> **MATERIAL FOR THE TASK**:
§ §
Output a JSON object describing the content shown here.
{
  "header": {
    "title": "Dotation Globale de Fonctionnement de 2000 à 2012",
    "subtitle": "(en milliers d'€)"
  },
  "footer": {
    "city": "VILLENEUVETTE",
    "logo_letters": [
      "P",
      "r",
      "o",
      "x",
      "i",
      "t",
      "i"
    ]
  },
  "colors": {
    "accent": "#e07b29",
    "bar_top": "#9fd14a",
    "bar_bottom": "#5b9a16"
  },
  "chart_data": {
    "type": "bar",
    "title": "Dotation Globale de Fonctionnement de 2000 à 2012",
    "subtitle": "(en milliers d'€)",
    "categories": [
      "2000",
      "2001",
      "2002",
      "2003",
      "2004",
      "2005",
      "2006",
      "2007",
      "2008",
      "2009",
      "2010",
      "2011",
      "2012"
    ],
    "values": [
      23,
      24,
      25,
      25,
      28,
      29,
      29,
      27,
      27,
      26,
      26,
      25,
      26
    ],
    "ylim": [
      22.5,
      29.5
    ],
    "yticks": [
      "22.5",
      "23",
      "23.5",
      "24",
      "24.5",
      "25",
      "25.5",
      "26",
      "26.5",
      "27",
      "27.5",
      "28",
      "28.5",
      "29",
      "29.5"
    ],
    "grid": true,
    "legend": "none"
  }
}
§ §
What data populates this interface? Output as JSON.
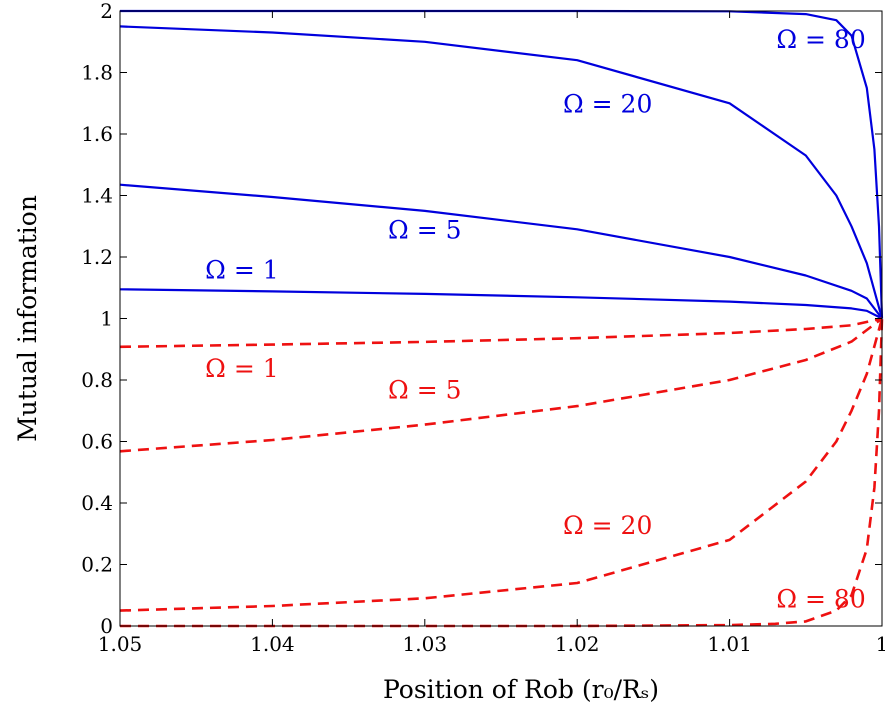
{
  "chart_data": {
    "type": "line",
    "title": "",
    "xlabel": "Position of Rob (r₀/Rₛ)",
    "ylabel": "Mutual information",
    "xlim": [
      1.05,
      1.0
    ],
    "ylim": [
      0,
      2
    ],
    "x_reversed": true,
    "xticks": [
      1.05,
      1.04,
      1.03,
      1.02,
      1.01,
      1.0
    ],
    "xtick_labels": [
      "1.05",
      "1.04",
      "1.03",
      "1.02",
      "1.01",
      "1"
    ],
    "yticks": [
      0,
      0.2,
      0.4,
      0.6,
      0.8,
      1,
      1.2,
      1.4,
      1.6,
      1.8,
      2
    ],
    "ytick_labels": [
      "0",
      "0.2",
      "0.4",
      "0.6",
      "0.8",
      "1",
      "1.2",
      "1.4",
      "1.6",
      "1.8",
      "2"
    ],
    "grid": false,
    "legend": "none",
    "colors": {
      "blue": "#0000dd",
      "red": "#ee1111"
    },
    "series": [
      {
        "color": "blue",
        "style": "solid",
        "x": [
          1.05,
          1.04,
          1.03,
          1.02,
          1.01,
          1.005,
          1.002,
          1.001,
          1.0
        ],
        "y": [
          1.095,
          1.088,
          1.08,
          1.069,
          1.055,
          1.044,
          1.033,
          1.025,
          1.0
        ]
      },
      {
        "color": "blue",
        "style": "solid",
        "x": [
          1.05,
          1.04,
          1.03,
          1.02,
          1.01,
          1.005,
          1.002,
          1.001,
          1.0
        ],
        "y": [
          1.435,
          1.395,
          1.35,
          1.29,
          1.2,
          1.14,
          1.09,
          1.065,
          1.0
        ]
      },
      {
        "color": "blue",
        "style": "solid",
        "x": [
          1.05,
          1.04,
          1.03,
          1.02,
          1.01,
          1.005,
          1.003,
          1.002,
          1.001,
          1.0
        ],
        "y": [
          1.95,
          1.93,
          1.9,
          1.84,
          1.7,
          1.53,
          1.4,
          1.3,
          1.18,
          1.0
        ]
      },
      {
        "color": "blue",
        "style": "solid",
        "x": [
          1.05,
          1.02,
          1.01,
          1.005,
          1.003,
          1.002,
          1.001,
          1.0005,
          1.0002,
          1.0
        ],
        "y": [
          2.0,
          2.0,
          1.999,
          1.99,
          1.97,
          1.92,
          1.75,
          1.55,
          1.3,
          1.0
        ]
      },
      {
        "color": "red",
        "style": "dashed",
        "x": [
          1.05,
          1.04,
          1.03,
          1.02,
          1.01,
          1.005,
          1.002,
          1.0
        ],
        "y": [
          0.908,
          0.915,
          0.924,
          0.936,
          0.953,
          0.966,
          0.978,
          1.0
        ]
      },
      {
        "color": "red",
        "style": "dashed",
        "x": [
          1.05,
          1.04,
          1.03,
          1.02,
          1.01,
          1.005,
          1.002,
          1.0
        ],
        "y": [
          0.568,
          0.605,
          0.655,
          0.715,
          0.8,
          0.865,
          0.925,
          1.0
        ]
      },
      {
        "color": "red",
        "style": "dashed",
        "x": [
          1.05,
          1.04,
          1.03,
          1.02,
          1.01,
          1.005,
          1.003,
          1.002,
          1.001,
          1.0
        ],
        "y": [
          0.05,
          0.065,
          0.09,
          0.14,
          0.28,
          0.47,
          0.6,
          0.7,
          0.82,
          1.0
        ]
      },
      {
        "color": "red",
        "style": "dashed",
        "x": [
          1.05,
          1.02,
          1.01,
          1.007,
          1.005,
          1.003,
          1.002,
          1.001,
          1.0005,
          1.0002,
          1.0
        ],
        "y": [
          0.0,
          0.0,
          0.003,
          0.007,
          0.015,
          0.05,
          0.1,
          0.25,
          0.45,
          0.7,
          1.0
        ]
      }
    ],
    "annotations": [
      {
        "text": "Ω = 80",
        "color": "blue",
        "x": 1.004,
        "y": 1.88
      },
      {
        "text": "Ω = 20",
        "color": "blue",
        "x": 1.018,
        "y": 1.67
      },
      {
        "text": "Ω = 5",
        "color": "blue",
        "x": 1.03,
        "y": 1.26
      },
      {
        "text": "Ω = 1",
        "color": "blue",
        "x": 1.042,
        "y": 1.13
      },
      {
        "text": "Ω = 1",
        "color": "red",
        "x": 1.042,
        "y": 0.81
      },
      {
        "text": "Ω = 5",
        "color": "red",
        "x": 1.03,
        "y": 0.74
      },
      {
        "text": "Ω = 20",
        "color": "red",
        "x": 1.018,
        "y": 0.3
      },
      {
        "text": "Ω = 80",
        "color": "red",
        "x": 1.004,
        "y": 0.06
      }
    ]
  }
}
§ §
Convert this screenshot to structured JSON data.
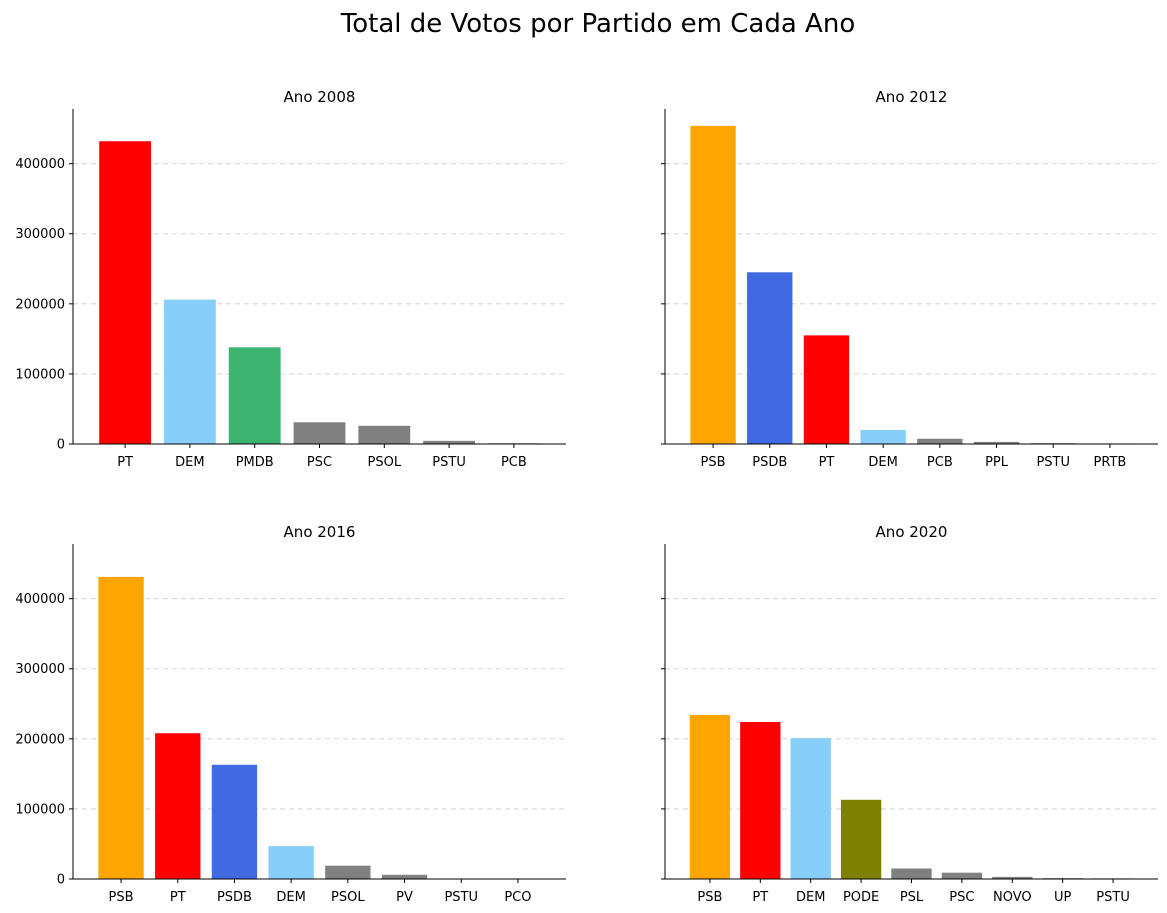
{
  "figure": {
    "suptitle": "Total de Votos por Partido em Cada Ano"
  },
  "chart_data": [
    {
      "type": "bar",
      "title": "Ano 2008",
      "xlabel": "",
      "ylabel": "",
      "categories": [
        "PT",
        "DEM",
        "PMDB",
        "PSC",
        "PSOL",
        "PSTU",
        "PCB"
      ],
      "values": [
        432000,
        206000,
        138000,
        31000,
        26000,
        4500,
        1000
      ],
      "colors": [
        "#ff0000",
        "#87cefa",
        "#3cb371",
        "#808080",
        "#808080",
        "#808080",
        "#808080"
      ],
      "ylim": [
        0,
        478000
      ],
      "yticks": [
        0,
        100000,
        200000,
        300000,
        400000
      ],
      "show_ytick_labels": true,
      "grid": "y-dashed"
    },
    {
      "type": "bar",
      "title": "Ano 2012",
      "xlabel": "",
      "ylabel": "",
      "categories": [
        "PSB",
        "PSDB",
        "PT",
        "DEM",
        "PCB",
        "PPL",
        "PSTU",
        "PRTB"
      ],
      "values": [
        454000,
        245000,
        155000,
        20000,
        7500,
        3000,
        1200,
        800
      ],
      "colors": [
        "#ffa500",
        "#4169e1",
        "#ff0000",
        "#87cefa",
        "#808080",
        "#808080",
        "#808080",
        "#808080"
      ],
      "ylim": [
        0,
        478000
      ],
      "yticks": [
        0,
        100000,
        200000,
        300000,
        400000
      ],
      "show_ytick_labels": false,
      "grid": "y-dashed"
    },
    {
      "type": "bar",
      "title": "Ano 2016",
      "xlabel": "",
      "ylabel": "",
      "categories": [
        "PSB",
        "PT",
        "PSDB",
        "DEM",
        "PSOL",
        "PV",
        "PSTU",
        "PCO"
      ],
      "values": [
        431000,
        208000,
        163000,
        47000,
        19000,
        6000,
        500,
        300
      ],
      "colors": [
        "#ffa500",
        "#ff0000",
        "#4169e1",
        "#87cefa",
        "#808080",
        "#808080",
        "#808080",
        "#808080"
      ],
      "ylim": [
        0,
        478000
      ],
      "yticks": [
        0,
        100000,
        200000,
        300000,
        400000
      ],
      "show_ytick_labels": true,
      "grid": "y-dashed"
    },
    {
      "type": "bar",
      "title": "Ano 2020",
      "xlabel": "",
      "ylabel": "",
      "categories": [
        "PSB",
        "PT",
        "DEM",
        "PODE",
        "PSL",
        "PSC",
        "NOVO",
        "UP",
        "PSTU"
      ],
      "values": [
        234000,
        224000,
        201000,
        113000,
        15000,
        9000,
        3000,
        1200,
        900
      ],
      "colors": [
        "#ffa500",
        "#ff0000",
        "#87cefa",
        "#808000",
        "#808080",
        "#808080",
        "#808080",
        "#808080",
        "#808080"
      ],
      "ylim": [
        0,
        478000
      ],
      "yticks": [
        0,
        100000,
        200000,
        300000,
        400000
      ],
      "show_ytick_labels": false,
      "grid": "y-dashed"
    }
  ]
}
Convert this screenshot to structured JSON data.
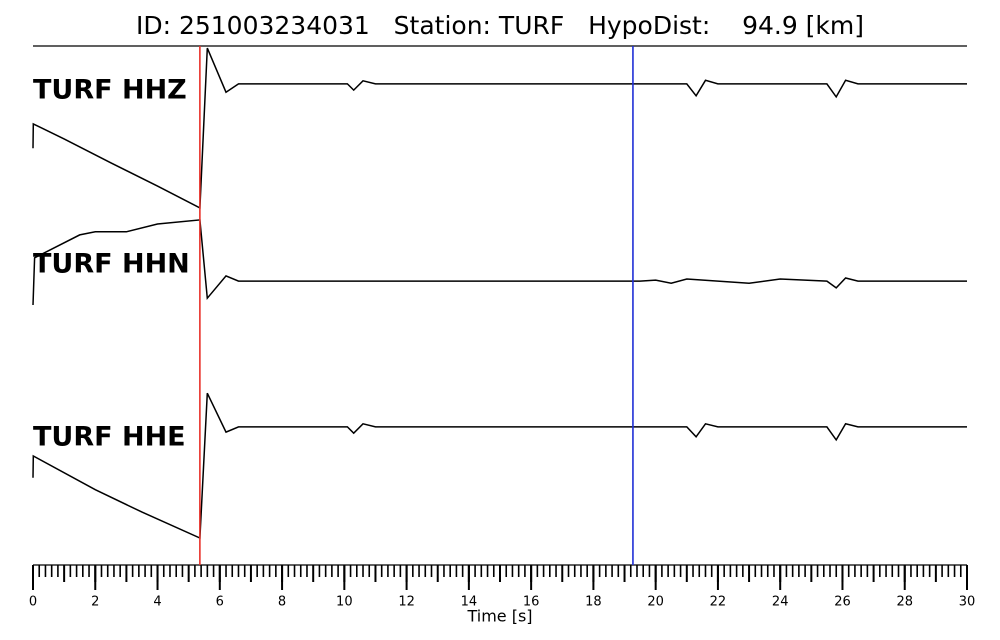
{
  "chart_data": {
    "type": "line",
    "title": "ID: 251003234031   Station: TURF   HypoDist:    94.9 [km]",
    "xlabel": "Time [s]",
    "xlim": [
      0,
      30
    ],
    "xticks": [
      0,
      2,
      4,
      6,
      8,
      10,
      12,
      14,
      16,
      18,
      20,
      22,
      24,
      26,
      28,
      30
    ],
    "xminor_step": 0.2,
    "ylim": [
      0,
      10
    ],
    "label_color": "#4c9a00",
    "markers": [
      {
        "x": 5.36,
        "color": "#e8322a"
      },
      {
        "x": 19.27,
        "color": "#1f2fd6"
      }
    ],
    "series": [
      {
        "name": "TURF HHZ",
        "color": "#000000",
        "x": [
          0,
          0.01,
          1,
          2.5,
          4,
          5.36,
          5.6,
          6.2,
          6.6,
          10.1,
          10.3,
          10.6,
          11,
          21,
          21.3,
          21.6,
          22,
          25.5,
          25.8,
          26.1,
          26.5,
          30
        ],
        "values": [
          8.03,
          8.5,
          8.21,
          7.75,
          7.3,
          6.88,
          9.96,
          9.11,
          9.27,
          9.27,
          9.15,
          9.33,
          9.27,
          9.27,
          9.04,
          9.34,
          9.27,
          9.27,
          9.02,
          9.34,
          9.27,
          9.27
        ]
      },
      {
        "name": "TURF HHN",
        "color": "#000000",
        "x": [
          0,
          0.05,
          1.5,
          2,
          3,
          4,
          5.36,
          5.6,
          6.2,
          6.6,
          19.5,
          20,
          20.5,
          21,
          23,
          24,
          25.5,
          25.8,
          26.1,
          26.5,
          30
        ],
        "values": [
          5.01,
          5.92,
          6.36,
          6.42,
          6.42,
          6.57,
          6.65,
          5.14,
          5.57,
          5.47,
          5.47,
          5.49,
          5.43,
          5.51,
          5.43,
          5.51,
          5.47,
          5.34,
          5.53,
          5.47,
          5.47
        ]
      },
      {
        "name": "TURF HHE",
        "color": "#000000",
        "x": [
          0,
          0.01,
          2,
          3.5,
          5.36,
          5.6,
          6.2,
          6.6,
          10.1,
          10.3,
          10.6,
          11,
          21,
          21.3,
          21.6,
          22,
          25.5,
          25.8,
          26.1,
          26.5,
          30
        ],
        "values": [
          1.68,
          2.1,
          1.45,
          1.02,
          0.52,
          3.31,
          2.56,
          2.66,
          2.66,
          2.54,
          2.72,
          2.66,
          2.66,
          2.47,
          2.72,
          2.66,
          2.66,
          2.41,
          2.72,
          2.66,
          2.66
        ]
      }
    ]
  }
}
§ §
Scan the material above. Return every line containing the string "name".

> **FULL RESPONSE**:
        "name": "TURF HHZ",
        "name": "TURF HHN",
        "name": "TURF HHE",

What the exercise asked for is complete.